=== EXERCISE AIM ===
Return each line of the material verbatim.

=== GIVEN INFORMATION ===

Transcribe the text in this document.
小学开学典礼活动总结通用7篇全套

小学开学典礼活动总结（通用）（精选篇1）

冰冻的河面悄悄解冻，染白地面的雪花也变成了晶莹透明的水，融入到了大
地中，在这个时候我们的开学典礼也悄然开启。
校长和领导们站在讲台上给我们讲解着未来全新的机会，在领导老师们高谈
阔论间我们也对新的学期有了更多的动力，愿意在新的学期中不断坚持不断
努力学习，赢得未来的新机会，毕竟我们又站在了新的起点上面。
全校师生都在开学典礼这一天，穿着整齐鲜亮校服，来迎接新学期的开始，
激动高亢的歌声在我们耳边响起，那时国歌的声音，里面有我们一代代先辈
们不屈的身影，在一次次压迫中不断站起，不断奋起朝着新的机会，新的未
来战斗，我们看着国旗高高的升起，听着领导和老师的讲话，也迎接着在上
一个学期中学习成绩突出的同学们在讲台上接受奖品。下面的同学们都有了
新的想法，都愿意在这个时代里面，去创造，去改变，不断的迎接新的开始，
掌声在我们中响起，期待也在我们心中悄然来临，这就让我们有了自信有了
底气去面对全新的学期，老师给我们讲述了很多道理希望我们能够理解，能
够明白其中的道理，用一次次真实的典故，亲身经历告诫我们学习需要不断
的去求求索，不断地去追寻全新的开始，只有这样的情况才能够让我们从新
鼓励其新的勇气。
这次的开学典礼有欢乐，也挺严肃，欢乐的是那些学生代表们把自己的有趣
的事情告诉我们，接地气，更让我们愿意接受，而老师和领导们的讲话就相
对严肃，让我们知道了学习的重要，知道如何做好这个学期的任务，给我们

=== COMPLETE ANSWER ===
Transcribe the text in this document.
小学开学典礼活动总结通用7篇全套

小学开学典礼活动总结（通用）（精选篇1）

冰冻的河面悄悄解冻，染白地面的雪花也变成了晶莹透明的水，融入到了大
地中，在这个时候我们的开学典礼也悄然开启。
校长和领导们站在讲台上给我们讲解着未来全新的机会，在领导老师们高谈
阔论间我们也对新的学期有了更多的动力，愿意在新的学期中不断坚持不断
努力学习，赢得未来的新机会，毕竟我们又站在了新的起点上面。
全校师生都在开学典礼这一天，穿着整齐鲜亮校服，来迎接新学期的开始，
激动高亢的歌声在我们耳边响起，那时国歌的声音，里面有我们一代代先辈
们不屈的身影，在一次次压迫中不断站起，不断奋起朝着新的机会，新的未
来战斗，我们看着国旗高高的升起，听着领导和老师的讲话，也迎接着在上
一个学期中学习成绩突出的同学们在讲台上接受奖品。下面的同学们都有了
新的想法，都愿意在这个时代里面，去创造，去改变，不断的迎接新的开始，
掌声在我们中响起，期待也在我们心中悄然来临，这就让我们有了自信有了
底气去面对全新的学期，老师给我们讲述了很多道理希望我们能够理解，能
够明白其中的道理，用一次次真实的典故，亲身经历告诫我们学习需要不断
的去求求索，不断地去追寻全新的开始，只有这样的情况才能够让我们从新
鼓励其新的勇气。
这次的开学典礼有欢乐，也挺严肃，欢乐的是那些学生代表们把自己的有趣
的事情告诉我们，接地气，更让我们愿意接受，而老师和领导们的讲话就相
对严肃，让我们知道了学习的重要，知道如何做好这个学期的任务，给我们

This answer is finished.